(Collection entries)
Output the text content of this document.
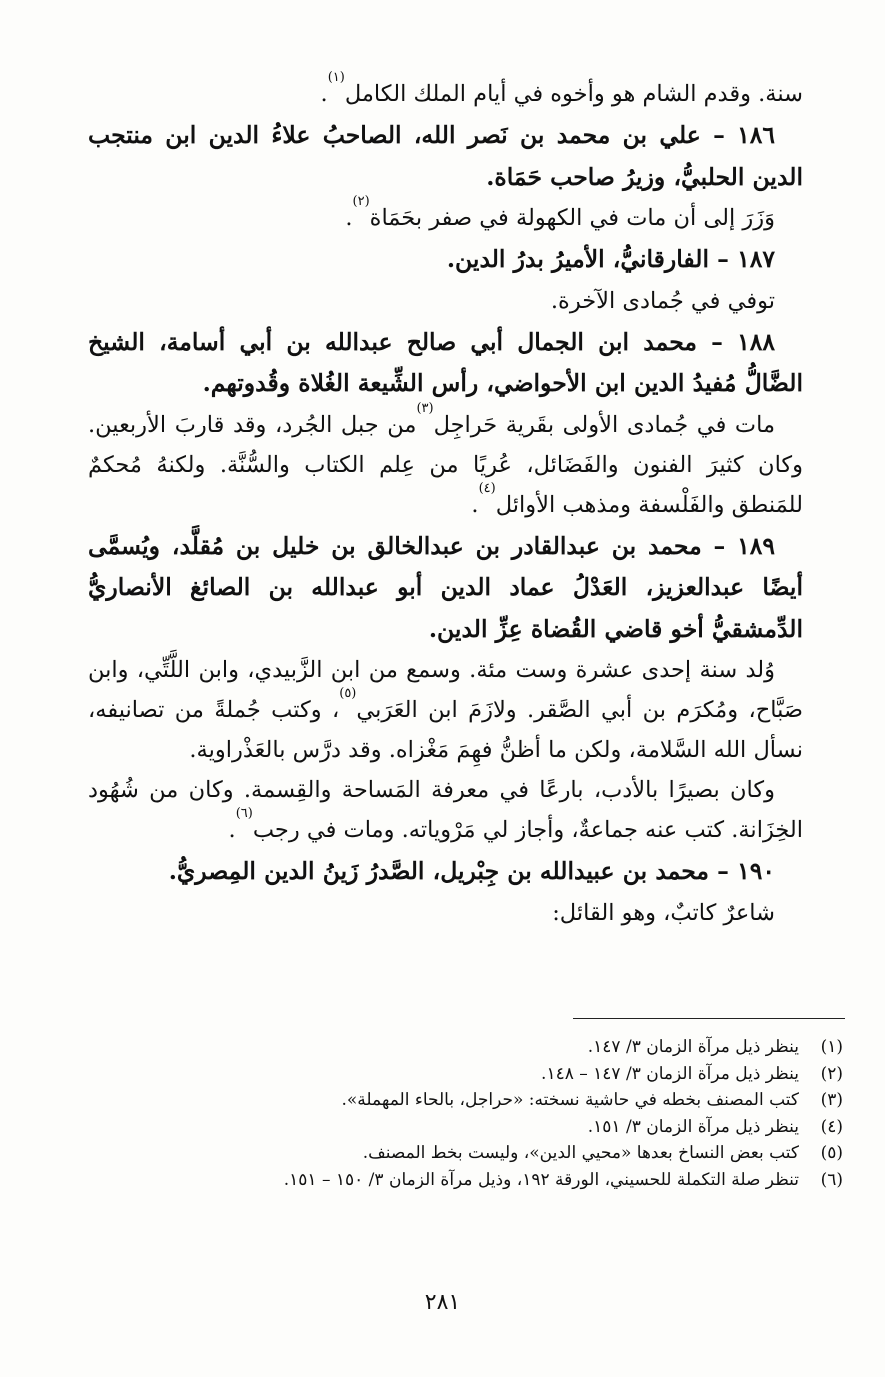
سنة. وقدم الشام هو وأخوه في أيام الملك الكامل$^{(١)}$.

١٨٦ – علي بن محمد بن نَصر الله، الصاحبُ علاءُ الدين ابن منتجب الدين الحلبيُّ، وزيرُ صاحب حَمَاة.

وَزَرَ إلى أن مات في الكهولة في صفر بحَمَاة$^{(٢)}$.

١٨٧ – الفارقانيُّ، الأميرُ بدرُ الدين.

توفي في جُمادى الآخرة.

١٨٨ – محمد ابن الجمال أبي صالح عبدالله بن أبي أسامة، الشيخ الضَّالُّ مُفيدُ الدين ابن الأحواضي، رأس الشِّيعة الغُلاة وقُدوتهم.

مات في جُمادى الأولى بقَرية حَراجِل$^{(٣)}$من جبل الجُرد، وقد قاربَ الأربعين. وكان كثيرَ الفنون والفَضَائل، عُريًا من عِلم الكتاب والسُّنَّة. ولكنهُ مُحكمٌ للمَنطق والفَلْسفة ومذهب الأوائل$^{(٤)}$.

١٨٩ – محمد بن عبدالقادر بن عبدالخالق بن خليل بن مُقلَّد، ويُسمَّى أيضًا عبدالعزيز، العَدْلُ عماد الدين أبو عبدالله بن الصائغ الأنصاريُّ الدِّمشقيُّ أخو قاضي القُضاة عِزِّ الدين.

وُلد سنة إحدى عشرة وست مئة. وسمع من ابن الزَّبيدي، وابن اللَّتِّي، وابن صَبَّاح، ومُكرَم بن أبي الصَّقر. ولازَمَ ابن العَرَبي$^{(٥)}$، وكتب جُملةً من تصانيفه، نسأل الله السَّلامة، ولكن ما أظنُّ فهِمَ مَغْزاه. وقد درَّس بالعَذْراوية.

وكان بصيرًا بالأدب، بارعًا في معرفة المَساحة والقِسمة. وكان من شُهُود الخِزَانة. كتب عنه جماعةٌ، وأجاز لي مَرْوياته. ومات في رجب$^{(٦)}$.

١٩٠ – محمد بن عبيدالله بن جِبْريل، الصَّدرُ زَينُ الدين المِصريُّ.

شاعرٌ كاتبٌ، وهو القائل:

(١)
ينظر ذيل مرآة الزمان ٣/ ١٤٧.
(٢)
ينظر ذيل مرآة الزمان ٣/ ١٤٧ – ١٤٨.
(٣)
كتب المصنف بخطه في حاشية نسخته: «حراجل، بالحاء المهملة».
(٤)
ينظر ذيل مرآة الزمان ٣/ ١٥١.
(٥)
كتب بعض النساخ بعدها «محيي الدين»، وليست بخط المصنف.
(٦)
تنظر صلة التكملة للحسيني، الورقة ١٩٢، وذيل مرآة الزمان ٣/ ١٥٠ – ١٥١.
٢٨١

[Given problem] Copy out the data above exactly, except the pictures.

[Worked solution]
Output the text content of this document.
سنة. وقدم الشام هو وأخوه في أيام الملك الكامل$^{(١)}$.

١٨٦ – علي بن محمد بن نَصر الله، الصاحبُ علاءُ الدين ابن منتجب الدين الحلبيُّ، وزيرُ صاحب حَمَاة.

وَزَرَ إلى أن مات في الكهولة في صفر بحَمَاة$^{(٢)}$.

١٨٧ – الفارقانيُّ، الأميرُ بدرُ الدين.

توفي في جُمادى الآخرة.

١٨٨ – محمد ابن الجمال أبي صالح عبدالله بن أبي أسامة، الشيخ الضَّالُّ مُفيدُ الدين ابن الأحواضي، رأس الشِّيعة الغُلاة وقُدوتهم.

مات في جُمادى الأولى بقَرية حَراجِل$^{(٣)}$من جبل الجُرد، وقد قاربَ الأربعين. وكان كثيرَ الفنون والفَضَائل، عُريًا من عِلم الكتاب والسُّنَّة. ولكنهُ مُحكمٌ للمَنطق والفَلْسفة ومذهب الأوائل$^{(٤)}$.

١٨٩ – محمد بن عبدالقادر بن عبدالخالق بن خليل بن مُقلَّد، ويُسمَّى أيضًا عبدالعزيز، العَدْلُ عماد الدين أبو عبدالله بن الصائغ الأنصاريُّ الدِّمشقيُّ أخو قاضي القُضاة عِزِّ الدين.

وُلد سنة إحدى عشرة وست مئة. وسمع من ابن الزَّبيدي، وابن اللَّتِّي، وابن صَبَّاح، ومُكرَم بن أبي الصَّقر. ولازَمَ ابن العَرَبي$^{(٥)}$، وكتب جُملةً من تصانيفه، نسأل الله السَّلامة، ولكن ما أظنُّ فهِمَ مَغْزاه. وقد درَّس بالعَذْراوية.

وكان بصيرًا بالأدب، بارعًا في معرفة المَساحة والقِسمة. وكان من شُهُود الخِزَانة. كتب عنه جماعةٌ، وأجاز لي مَرْوياته. ومات في رجب$^{(٦)}$.

١٩٠ – محمد بن عبيدالله بن جِبْريل، الصَّدرُ زَينُ الدين المِصريُّ.

شاعرٌ كاتبٌ، وهو القائل:

(١)
ينظر ذيل مرآة الزمان ٣/ ١٤٧.
(٢)
ينظر ذيل مرآة الزمان ٣/ ١٤٧ – ١٤٨.
(٣)
كتب المصنف بخطه في حاشية نسخته: «حراجل، بالحاء المهملة».
(٤)
ينظر ذيل مرآة الزمان ٣/ ١٥١.
(٥)
كتب بعض النساخ بعدها «محيي الدين»، وليست بخط المصنف.
(٦)
تنظر صلة التكملة للحسيني، الورقة ١٩٢، وذيل مرآة الزمان ٣/ ١٥٠ – ١٥١.
٢٨١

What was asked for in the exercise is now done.